So we go through all this only to establish the background, which remains unthought, that exists beyond theism, atheism and agnosticism. Atheism started out as Transcendental Theism based on Reason as established by Spinoza as the beginning of the Enlightenment. But as Blake foresaw Kantian pure reason only results in Terror after the revolution in France when sovereignty was replaced by anarchy to such a point that a new sovereign, Napoleon was needed to restore order. And who says history does not repeat itself because both Napoleon and Hitler attacked Russia and were defeated by Nature, and then finished off by the British who they could not bring under their totalitarian grasp. And it was the spirit of the British that Blake hoped to encapsulate in his figure of Albion. That Blake and Hegel lived at roughly the same time is amazing, and if we combine their rational and spiritual visions we can learn a lot about our tradition that otherwise would remain hidden and beyond our reach.

-*-*-

* [Actions to take]:
1 - In the excerpt, what did Blake hope to capture in his figure of Albion?
2 - Summarize the excerpt in two sentences.
The entries have no connection to the excerpt.

* [Entries]:
-*-*-

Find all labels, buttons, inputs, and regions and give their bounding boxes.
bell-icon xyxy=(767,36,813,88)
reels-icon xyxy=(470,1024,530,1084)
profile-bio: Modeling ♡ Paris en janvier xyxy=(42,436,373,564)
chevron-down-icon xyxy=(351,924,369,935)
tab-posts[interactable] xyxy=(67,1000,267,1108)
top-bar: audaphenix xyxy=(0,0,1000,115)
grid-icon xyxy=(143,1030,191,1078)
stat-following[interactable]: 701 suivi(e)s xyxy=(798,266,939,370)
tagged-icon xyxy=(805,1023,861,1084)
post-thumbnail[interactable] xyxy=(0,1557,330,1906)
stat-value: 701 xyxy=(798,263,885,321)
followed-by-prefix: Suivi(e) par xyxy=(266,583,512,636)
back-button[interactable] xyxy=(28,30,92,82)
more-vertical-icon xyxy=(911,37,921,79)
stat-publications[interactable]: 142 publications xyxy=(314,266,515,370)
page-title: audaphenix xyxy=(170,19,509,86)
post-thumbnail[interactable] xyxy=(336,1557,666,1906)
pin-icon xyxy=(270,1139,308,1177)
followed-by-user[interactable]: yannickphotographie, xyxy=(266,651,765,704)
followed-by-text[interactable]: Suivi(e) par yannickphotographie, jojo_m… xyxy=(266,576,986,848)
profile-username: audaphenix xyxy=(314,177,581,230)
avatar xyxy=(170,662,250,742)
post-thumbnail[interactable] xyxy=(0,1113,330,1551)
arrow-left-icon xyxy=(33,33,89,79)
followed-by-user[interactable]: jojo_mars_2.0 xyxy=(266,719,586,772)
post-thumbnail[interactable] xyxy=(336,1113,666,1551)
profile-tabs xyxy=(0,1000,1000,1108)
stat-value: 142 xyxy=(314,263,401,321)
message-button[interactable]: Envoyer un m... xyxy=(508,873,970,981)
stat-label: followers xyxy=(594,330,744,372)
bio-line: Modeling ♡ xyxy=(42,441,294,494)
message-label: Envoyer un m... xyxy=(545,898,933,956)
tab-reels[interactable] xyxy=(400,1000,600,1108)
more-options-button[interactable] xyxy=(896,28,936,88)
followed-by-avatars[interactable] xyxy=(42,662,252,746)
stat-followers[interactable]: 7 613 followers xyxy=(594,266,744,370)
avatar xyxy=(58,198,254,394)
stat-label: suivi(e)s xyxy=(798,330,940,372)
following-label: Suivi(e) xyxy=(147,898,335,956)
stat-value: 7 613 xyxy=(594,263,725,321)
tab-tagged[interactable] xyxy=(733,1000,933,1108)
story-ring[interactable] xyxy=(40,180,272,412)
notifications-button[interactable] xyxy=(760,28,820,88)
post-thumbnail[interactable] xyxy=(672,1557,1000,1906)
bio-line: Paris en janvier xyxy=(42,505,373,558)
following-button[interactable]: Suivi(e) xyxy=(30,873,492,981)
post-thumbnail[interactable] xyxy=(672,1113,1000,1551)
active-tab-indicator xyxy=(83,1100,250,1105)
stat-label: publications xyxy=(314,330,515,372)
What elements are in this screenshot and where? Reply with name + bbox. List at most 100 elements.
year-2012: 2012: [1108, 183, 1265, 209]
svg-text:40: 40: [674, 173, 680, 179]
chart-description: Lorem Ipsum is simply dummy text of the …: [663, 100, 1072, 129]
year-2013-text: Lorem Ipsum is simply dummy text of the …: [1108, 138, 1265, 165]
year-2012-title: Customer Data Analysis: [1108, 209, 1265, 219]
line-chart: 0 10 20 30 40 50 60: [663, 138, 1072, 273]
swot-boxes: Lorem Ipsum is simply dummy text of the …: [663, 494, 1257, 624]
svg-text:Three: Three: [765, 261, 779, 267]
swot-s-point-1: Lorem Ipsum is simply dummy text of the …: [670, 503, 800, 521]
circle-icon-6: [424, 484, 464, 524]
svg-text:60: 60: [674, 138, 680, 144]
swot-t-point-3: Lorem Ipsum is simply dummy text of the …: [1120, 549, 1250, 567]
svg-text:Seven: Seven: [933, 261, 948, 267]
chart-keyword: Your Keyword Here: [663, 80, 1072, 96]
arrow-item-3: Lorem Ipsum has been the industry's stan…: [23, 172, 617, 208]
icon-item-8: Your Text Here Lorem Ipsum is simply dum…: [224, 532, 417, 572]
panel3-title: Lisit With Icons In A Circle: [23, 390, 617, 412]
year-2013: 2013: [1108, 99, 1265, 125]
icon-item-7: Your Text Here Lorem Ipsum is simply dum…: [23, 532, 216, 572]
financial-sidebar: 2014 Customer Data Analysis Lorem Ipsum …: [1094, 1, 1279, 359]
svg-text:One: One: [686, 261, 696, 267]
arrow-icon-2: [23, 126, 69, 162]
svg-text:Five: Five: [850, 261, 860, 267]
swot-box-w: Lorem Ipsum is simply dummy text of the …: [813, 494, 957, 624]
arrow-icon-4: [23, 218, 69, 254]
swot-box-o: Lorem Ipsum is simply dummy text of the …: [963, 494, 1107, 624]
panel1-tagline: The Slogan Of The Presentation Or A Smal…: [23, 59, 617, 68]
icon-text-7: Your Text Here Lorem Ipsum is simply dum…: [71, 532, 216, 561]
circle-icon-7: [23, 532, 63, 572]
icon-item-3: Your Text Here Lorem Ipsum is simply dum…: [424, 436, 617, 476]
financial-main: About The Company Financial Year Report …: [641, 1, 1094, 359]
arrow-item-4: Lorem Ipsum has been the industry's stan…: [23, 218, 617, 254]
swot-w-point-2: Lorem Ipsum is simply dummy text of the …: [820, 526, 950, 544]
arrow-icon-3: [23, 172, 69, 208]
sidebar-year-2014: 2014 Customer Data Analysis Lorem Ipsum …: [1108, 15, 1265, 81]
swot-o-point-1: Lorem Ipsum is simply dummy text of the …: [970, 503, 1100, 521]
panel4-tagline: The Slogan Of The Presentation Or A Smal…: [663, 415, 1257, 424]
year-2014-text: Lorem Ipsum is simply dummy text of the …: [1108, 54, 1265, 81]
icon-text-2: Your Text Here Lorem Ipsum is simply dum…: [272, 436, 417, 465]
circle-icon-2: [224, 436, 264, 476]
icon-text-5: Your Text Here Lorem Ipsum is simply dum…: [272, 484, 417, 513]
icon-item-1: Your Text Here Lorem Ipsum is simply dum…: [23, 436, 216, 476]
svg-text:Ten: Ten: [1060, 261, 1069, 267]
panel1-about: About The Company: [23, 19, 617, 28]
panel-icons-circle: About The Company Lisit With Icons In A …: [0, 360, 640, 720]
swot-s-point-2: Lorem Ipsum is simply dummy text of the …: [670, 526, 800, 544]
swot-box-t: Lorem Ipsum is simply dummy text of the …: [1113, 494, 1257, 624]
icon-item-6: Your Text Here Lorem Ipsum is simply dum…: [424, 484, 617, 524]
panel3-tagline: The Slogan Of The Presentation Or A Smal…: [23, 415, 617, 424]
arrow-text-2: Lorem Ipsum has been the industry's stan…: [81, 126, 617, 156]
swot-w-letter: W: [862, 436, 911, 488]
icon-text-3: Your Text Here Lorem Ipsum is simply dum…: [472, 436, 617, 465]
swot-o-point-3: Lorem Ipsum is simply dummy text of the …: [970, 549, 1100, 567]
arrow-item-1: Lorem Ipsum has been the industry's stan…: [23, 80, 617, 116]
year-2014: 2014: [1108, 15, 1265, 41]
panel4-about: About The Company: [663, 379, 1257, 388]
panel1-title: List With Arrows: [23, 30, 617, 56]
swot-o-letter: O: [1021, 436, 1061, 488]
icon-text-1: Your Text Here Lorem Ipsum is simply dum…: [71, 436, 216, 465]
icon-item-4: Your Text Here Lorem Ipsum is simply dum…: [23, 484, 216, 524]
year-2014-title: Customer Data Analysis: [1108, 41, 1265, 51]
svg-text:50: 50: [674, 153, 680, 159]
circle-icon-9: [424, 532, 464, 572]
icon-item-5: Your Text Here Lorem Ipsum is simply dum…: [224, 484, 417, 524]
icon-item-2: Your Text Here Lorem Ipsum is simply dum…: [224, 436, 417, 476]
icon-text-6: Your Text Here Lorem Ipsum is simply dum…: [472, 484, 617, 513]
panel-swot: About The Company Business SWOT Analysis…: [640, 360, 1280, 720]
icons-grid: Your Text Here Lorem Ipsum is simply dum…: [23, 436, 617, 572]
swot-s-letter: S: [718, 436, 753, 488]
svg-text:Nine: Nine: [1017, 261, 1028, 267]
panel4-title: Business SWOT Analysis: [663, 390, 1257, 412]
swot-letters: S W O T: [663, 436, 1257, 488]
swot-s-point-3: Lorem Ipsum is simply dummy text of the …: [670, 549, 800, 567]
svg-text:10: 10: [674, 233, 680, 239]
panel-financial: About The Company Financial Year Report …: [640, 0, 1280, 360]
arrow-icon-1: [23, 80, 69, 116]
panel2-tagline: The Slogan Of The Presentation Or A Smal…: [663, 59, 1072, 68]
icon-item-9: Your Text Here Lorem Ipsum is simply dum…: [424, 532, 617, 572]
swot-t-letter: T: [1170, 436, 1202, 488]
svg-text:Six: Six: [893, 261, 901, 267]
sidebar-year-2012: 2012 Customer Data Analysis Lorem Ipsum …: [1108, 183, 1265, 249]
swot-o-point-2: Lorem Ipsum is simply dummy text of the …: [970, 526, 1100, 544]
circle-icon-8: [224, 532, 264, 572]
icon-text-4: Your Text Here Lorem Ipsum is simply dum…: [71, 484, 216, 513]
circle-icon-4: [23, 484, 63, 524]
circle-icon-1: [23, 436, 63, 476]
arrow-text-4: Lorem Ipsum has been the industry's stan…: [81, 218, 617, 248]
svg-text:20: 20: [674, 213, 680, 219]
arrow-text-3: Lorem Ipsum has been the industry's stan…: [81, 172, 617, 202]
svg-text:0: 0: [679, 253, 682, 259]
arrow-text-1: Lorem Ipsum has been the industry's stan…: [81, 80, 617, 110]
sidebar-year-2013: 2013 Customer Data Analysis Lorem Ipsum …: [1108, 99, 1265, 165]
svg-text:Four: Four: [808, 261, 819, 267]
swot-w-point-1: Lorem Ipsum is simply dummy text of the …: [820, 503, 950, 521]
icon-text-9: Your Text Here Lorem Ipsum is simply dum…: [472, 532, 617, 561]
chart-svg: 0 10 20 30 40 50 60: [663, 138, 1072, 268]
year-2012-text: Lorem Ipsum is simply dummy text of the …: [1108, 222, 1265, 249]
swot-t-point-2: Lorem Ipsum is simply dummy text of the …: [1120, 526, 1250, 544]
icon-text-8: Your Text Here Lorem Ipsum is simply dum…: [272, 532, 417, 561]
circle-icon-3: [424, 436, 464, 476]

-*-*-

* [Solutions to each task]:
1 - The spirit of the British.

2 - Atheism began as a Transcendental Theism based on Reason, established by Spinoza at the start of the Enlightenment, but as Blake foresaw, Kantian pure reason led only to Terror after the French revolution, until Napoleon was needed to restore order. Napoleon and Hitler both attacked Russia, were defeated by Nature and finished off by the British, and combining Blake's and Hegel's rational and spiritual visions could reveal much about our tradition that would otherwise stay hidden.